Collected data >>
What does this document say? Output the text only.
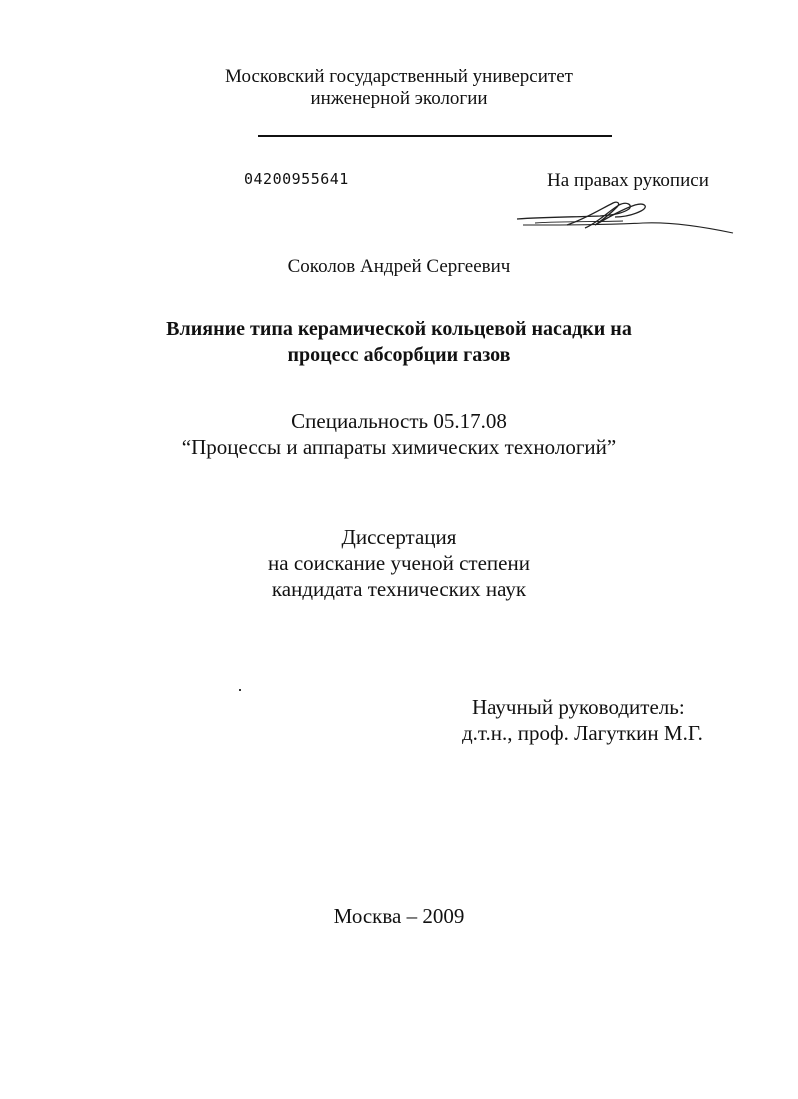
Московский государственный университет
инженерной экологии
04200955641	На правах рукописи
Соколов Андрей Сергеевич
Влияние типа керамической кольцевой насадки на
процесс абсорбции газов
Специальность 05.17.08
“Процессы и аппараты химических технологий”
Диссертация
на соискание ученой степени
кандидата технических наук
Научный руководитель:
д.т.н., проф. Лагуткин М.Г.
Москва – 2009
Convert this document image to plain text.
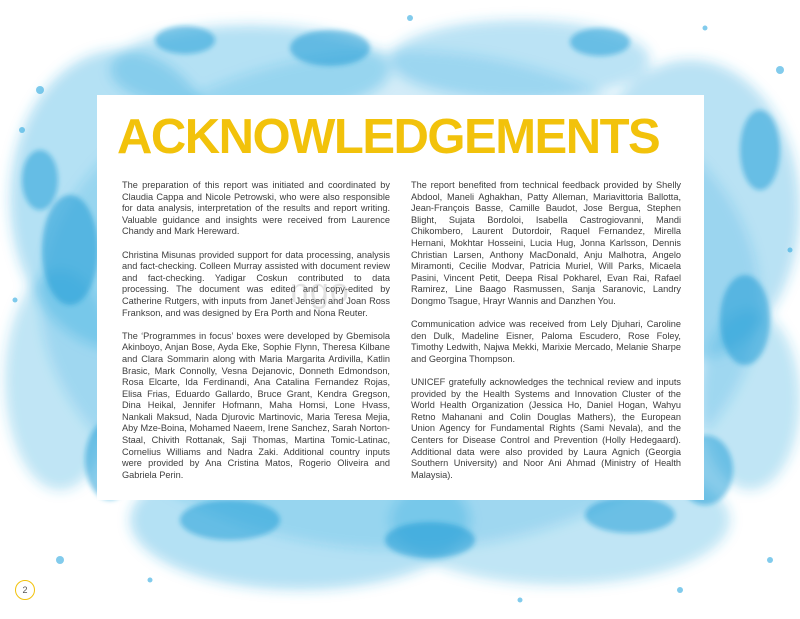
ACKNOWLEDGEMENTS

The preparation of this report was initiated and coordinated by Claudia Cappa and Nicole Petrowski, who were also responsible for data analysis, interpretation of the results and report writing. Valuable guidance and insights were received from Laurence Chandy and Mark Hereward.

Christina Misunas provided support for data processing, analysis and fact-checking. Colleen Murray assisted with document review and fact-checking. Yadigar Coskun contributed to data processing. The document was edited and copy-edited by Catherine Rutgers, with inputs from Janet Jensen and Joan Ross Frankson, and was designed by Era Porth and Nona Reuter.

The ‘Programmes in focus’ boxes were developed by Gbemisola Akinboyo, Anjan Bose, Ayda Eke, Sophie Flynn, Theresa Kilbane and Clara Sommarin along with Maria Margarita Ardivilla, Katlin Brasic, Mark Connolly, Vesna Dejanovic, Donneth Edmondson, Rosa Elcarte, Ida Ferdinandi, Ana Catalina Fernandez Rojas, Elisa Frias, Eduardo Gallardo, Bruce Grant, Kendra Gregson, Dina Heikal, Jennifer Hofmann, Maha Homsi, Lone Hvass, Nankali Maksud, Nada Djurovic Martinovic, Maria Teresa Mejia, Aby Mze-Boina, Mohamed Naeem, Irene Sanchez, Sarah Norton-Staal, Chivith Rottanak, Saji Thomas, Martina Tomic-Latinac, Cornelius Williams and Nadra Zaki. Additional country inputs were provided by Ana Cristina Matos, Rogerio Oliveira and Gabriela Perin.

The report benefited from technical feedback provided by Shelly Abdool, Maneli Aghakhan, Patty Alleman, Mariavittoria Ballotta, Jean-François Basse, Camille Baudot, Jose Bergua, Stephen Blight, Sujata Bordoloi, Isabella Castrogiovanni, Mandi Chikombero, Laurent Dutordoir, Raquel Fernandez, Mirella Hernani, Mokhtar Hosseini, Lucia Hug, Jonna Karlsson, Dennis Christian Larsen, Anthony MacDonald, Anju Malhotra, Angelo Miramonti, Cecilie Modvar, Patricia Muriel, Will Parks, Micaela Pasini, Vincent Petit, Deepa Risal Pokharel, Evan Rai, Rafael Ramirez, Line Baago Rasmussen, Sanja Saranovic, Landry Dongmo Tsague, Hrayr Wannis and Danzhen You.

Communication advice was received from Lely Djuhari, Caroline den Dulk, Madeline Eisner, Paloma Escudero, Rose Foley, Timothy Ledwith, Najwa Mekki, Marixie Mercado, Melanie Sharpe and Georgina Thompson.

UNICEF gratefully acknowledges the technical review and inputs provided by the Health Systems and Innovation Cluster of the World Health Organization (Jessica Ho, Daniel Hogan, Wahyu Retno Mahanani and Colin Douglas Mathers), the European Union Agency for Fundamental Rights (Sami Nevala), and the Centers for Disease Control and Prevention (Holly Hedegaard). Additional data were also provided by Laura Agnich (Georgia Southern University) and Noor Ani Ahmad (Ministry of Health Malaysia).

ngo
2
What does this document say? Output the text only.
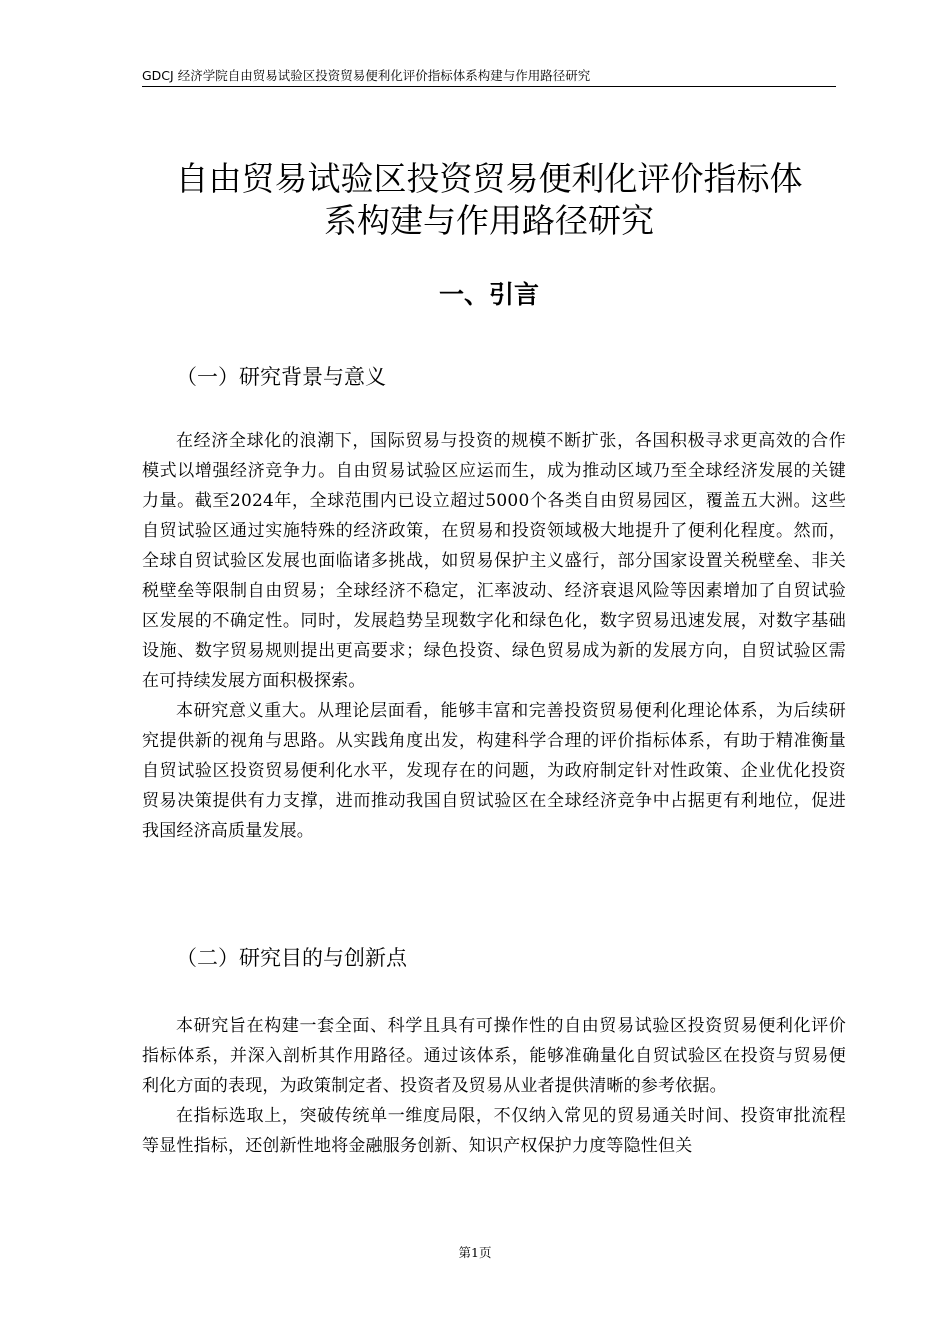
GDCJ 经济学院自由贸易试验区投资贸易便利化评价指标体系构建与作用路径研究
自由贸易试验区投资贸易便利化评价指标体
系构建与作用路径研究
一、引言
（一）研究背景与意义

在经济全球化的浪潮下，国际贸易与投资的规模不断扩张，各国积极寻求更高效的合作模式以增强经济竞争力。自由贸易试验区应运而生，成为推动区域乃至全球经济发展的关键力量。截至2024年，全球范围内已设立超过5000个各类自由贸易园区，覆盖五大洲。这些自贸试验区通过实施特殊的经济政策，在贸易和投资领域极大地提升了便利化程度。然而，全球自贸试验区发展也面临诸多挑战，如贸易保护主义盛行，部分国家设置关税壁垒、非关税壁垒等限制自由贸易；全球经济不稳定，汇率波动、经济衰退风险等因素增加了自贸试验区发展的不确定性。同时，发展趋势呈现数字化和绿色化，数字贸易迅速发展，对数字基础设施、数字贸易规则提出更高要求；绿色投资、绿色贸易成为新的发展方向，自贸试验区需在可持续发展方面积极探索。

本研究意义重大。从理论层面看，能够丰富和完善投资贸易便利化理论体系，为后续研究提供新的视角与思路。从实践角度出发，构建科学合理的评价指标体系，有助于精准衡量自贸试验区投资贸易便利化水平，发现存在的问题，为政府制定针对性政策、企业优化投资贸易决策提供有力支撑，进而推动我国自贸试验区在全球经济竞争中占据更有利地位，促进我国经济高质量发展。

（二）研究目的与创新点

本研究旨在构建一套全面、科学且具有可操作性的自由贸易试验区投资贸易便利化评价指标体系，并深入剖析其作用路径。通过该体系，能够准确量化自贸试验区在投资与贸易便利化方面的表现，为政策制定者、投资者及贸易从业者提供清晰的参考依据。

在指标选取上，突破传统单一维度局限，不仅纳入常见的贸易通关时间、投资审批流程等显性指标，还创新性地将金融服务创新、知识产权保护力度等隐性但关

第1页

Task statement >>
Give all the entries again exactly, dropping each picture.

Output >>
What does this document say? Output the text only.
Московский государственный университет
инженерной экологии
04200955641	На правах рукописи
Соколов Андрей Сергеевич
Влияние типа керамической кольцевой насадки на
процесс абсорбции газов
Специальность 05.17.08
“Процессы и аппараты химических технологий”
Диссертация
на соискание ученой степени
кандидата технических наук
Научный руководитель:
д.т.н., проф. Лагуткин М.Г.
Москва – 2009
Convert this document image to plain text.
ACKNOWLEDGEMENTS

The preparation of this report was initiated and coordinated by Claudia Cappa and Nicole Petrowski, who were also responsible for data analysis, interpretation of the results and report writing. Valuable guidance and insights were received from Laurence Chandy and Mark Hereward.

Christina Misunas provided support for data processing, analysis and fact-checking. Colleen Murray assisted with document review and fact-checking. Yadigar Coskun contributed to data processing. The document was edited and copy-edited by Catherine Rutgers, with inputs from Janet Jensen and Joan Ross Frankson, and was designed by Era Porth and Nona Reuter.

The ‘Programmes in focus’ boxes were developed by Gbemisola Akinboyo, Anjan Bose, Ayda Eke, Sophie Flynn, Theresa Kilbane and Clara Sommarin along with Maria Margarita Ardivilla, Katlin Brasic, Mark Connolly, Vesna Dejanovic, Donneth Edmondson, Rosa Elcarte, Ida Ferdinandi, Ana Catalina Fernandez Rojas, Elisa Frias, Eduardo Gallardo, Bruce Grant, Kendra Gregson, Dina Heikal, Jennifer Hofmann, Maha Homsi, Lone Hvass, Nankali Maksud, Nada Djurovic Martinovic, Maria Teresa Mejia, Aby Mze-Boina, Mohamed Naeem, Irene Sanchez, Sarah Norton-Staal, Chivith Rottanak, Saji Thomas, Martina Tomic-Latinac, Cornelius Williams and Nadra Zaki. Additional country inputs were provided by Ana Cristina Matos, Rogerio Oliveira and Gabriela Perin.

The report benefited from technical feedback provided by Shelly Abdool, Maneli Aghakhan, Patty Alleman, Mariavittoria Ballotta, Jean-François Basse, Camille Baudot, Jose Bergua, Stephen Blight, Sujata Bordoloi, Isabella Castrogiovanni, Mandi Chikombero, Laurent Dutordoir, Raquel Fernandez, Mirella Hernani, Mokhtar Hosseini, Lucia Hug, Jonna Karlsson, Dennis Christian Larsen, Anthony MacDonald, Anju Malhotra, Angelo Miramonti, Cecilie Modvar, Patricia Muriel, Will Parks, Micaela Pasini, Vincent Petit, Deepa Risal Pokharel, Evan Rai, Rafael Ramirez, Line Baago Rasmussen, Sanja Saranovic, Landry Dongmo Tsague, Hrayr Wannis and Danzhen You.

Communication advice was received from Lely Djuhari, Caroline den Dulk, Madeline Eisner, Paloma Escudero, Rose Foley, Timothy Ledwith, Najwa Mekki, Marixie Mercado, Melanie Sharpe and Georgina Thompson.

UNICEF gratefully acknowledges the technical review and inputs provided by the Health Systems and Innovation Cluster of the World Health Organization (Jessica Ho, Daniel Hogan, Wahyu Retno Mahanani and Colin Douglas Mathers), the European Union Agency for Fundamental Rights (Sami Nevala), and the Centers for Disease Control and Prevention (Holly Hedegaard). Additional data were also provided by Laura Agnich (Georgia Southern University) and Noor Ani Ahmad (Ministry of Health Malaysia).

ngo
2
What does this document say? Output the text only.
GDCJ 经济学院自由贸易试验区投资贸易便利化评价指标体系构建与作用路径研究
自由贸易试验区投资贸易便利化评价指标体
系构建与作用路径研究
一、引言
（一）研究背景与意义

在经济全球化的浪潮下，国际贸易与投资的规模不断扩张，各国积极寻求更高效的合作模式以增强经济竞争力。自由贸易试验区应运而生，成为推动区域乃至全球经济发展的关键力量。截至2024年，全球范围内已设立超过5000个各类自由贸易园区，覆盖五大洲。这些自贸试验区通过实施特殊的经济政策，在贸易和投资领域极大地提升了便利化程度。然而，全球自贸试验区发展也面临诸多挑战，如贸易保护主义盛行，部分国家设置关税壁垒、非关税壁垒等限制自由贸易；全球经济不稳定，汇率波动、经济衰退风险等因素增加了自贸试验区发展的不确定性。同时，发展趋势呈现数字化和绿色化，数字贸易迅速发展，对数字基础设施、数字贸易规则提出更高要求；绿色投资、绿色贸易成为新的发展方向，自贸试验区需在可持续发展方面积极探索。

本研究意义重大。从理论层面看，能够丰富和完善投资贸易便利化理论体系，为后续研究提供新的视角与思路。从实践角度出发，构建科学合理的评价指标体系，有助于精准衡量自贸试验区投资贸易便利化水平，发现存在的问题，为政府制定针对性政策、企业优化投资贸易决策提供有力支撑，进而推动我国自贸试验区在全球经济竞争中占据更有利地位，促进我国经济高质量发展。

（二）研究目的与创新点

本研究旨在构建一套全面、科学且具有可操作性的自由贸易试验区投资贸易便利化评价指标体系，并深入剖析其作用路径。通过该体系，能够准确量化自贸试验区在投资与贸易便利化方面的表现，为政策制定者、投资者及贸易从业者提供清晰的参考依据。

在指标选取上，突破传统单一维度局限，不仅纳入常见的贸易通关时间、投资审批流程等显性指标，还创新性地将金融服务创新、知识产权保护力度等隐性但关

第1页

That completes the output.